> [What this task involves]
Return verbatim the run of lines that opens with the line holding "Extract the structured" and closes with the last line of the records.

> [Data for this exercise]
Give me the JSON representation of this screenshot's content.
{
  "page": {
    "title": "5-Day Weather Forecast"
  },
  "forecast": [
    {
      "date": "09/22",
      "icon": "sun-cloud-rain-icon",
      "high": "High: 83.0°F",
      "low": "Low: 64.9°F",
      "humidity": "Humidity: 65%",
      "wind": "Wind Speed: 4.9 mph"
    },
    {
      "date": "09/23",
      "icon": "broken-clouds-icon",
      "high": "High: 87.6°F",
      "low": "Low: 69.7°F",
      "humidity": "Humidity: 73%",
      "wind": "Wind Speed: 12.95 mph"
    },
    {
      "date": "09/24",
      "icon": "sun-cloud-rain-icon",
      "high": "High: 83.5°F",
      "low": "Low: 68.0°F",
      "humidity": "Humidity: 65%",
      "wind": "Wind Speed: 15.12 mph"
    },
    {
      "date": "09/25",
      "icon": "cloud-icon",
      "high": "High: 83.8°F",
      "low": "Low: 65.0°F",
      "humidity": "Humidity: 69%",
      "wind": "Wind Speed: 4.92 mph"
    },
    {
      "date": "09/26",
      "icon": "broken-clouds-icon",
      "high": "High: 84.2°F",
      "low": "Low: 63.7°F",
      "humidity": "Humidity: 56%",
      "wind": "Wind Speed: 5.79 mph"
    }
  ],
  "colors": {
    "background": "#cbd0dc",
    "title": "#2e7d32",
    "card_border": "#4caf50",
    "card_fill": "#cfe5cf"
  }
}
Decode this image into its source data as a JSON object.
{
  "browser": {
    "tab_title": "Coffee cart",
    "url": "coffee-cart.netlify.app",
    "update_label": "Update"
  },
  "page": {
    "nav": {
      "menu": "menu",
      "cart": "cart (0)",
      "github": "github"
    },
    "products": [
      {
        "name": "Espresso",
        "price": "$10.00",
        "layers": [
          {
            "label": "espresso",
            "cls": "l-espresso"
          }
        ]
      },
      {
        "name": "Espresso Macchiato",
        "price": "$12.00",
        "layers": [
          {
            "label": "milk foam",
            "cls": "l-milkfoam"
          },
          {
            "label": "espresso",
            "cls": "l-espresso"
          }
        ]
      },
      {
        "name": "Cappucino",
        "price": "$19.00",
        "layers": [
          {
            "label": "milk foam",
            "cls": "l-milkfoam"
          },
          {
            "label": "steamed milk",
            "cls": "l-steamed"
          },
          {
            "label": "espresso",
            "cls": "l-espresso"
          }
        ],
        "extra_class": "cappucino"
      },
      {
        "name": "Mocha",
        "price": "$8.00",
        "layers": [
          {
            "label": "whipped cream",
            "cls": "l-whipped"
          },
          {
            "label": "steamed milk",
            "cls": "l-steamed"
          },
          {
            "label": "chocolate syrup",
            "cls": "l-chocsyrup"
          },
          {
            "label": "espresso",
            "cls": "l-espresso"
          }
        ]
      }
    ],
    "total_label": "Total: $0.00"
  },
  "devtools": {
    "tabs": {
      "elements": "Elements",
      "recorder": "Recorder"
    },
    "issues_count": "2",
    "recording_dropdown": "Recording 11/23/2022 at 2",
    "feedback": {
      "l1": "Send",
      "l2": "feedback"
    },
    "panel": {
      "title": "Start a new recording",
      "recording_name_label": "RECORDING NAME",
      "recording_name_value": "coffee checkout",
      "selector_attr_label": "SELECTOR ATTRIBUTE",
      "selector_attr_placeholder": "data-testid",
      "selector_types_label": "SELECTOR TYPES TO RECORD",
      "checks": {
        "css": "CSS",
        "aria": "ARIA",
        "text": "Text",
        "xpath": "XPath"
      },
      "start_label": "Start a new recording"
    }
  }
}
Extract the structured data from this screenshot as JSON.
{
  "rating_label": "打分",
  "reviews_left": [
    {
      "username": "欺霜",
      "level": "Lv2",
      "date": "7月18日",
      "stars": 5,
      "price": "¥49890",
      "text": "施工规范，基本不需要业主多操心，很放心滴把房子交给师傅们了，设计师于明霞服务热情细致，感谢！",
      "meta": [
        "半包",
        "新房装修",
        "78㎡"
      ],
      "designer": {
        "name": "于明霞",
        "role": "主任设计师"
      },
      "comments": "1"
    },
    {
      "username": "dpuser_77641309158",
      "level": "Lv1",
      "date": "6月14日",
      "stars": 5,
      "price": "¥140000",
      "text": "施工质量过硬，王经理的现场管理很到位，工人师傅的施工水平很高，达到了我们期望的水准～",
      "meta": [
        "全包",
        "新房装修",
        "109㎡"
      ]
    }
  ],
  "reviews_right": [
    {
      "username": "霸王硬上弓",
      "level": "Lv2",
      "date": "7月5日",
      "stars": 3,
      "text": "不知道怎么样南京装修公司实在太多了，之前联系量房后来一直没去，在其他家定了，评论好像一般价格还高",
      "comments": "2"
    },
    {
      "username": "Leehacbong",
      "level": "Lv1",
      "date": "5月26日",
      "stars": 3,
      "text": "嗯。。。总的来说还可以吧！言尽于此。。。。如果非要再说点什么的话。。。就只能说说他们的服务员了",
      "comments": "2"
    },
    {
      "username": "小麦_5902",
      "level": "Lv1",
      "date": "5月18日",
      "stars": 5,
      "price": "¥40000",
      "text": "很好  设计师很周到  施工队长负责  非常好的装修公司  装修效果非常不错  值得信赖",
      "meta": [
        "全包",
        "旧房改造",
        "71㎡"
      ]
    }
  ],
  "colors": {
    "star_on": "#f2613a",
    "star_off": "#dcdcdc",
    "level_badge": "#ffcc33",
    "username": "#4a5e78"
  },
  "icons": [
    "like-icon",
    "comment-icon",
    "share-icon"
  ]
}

> [Output of the exercise]
Extract the structured data from this screenshot as JSON.
{
  "rating_label": "打分",
  "reviews_left": [
    {
      "username": "欺霜",
      "level": "Lv2",
      "date": "7月18日",
      "stars": 5,
      "price": "¥49890",
      "text": "施工规范，基本不需要业主多操心，很放心滴把房子交给师傅们了，设计师于明霞服务热情细致，感谢！",
      "meta": [
        "半包",
        "新房装修",
        "78㎡"
      ],
      "designer": {
        "name": "于明霞",
        "role": "主任设计师"
      },
      "comments": "1"
    },
    {
      "username": "dpuser_77641309158",
      "level": "Lv1",
      "date": "6月14日",
      "stars": 5,
      "price": "¥140000",
      "text": "施工质量过硬，王经理的现场管理很到位，工人师傅的施工水平很高，达到了我们期望的水准～",
      "meta": [
        "全包",
        "新房装修",
        "109㎡"
      ]
    }
  ],
  "reviews_right": [
    {
      "username": "霸王硬上弓",
      "level": "Lv2",
      "date": "7月5日",
      "stars": 3,
      "text": "不知道怎么样南京装修公司实在太多了，之前联系量房后来一直没去，在其他家定了，评论好像一般价格还高",
      "comments": "2"
    },
    {
      "username": "Leehacbong",
      "level": "Lv1",
      "date": "5月26日",
      "stars": 3,
      "text": "嗯。。。总的来说还可以吧！言尽于此。。。。如果非要再说点什么的话。。。就只能说说他们的服务员了",
      "comments": "2"
    },
    {
      "username": "小麦_5902",
      "level": "Lv1",
      "date": "5月18日",
      "stars": 5,
      "price": "¥40000",
      "text": "很好  设计师很周到  施工队长负责  非常好的装修公司  装修效果非常不错  值得信赖",
      "meta": [
        "全包",
        "旧房改造",
        "71㎡"
      ]
    }
  ],
  "colors": {
    "star_on": "#f2613a",
    "star_off": "#dcdcdc",
    "level_badge": "#ffcc33",
    "username": "#4a5e78"
  },
  "icons": [
    "like-icon",
    "comment-icon",
    "share-icon"
  ]
}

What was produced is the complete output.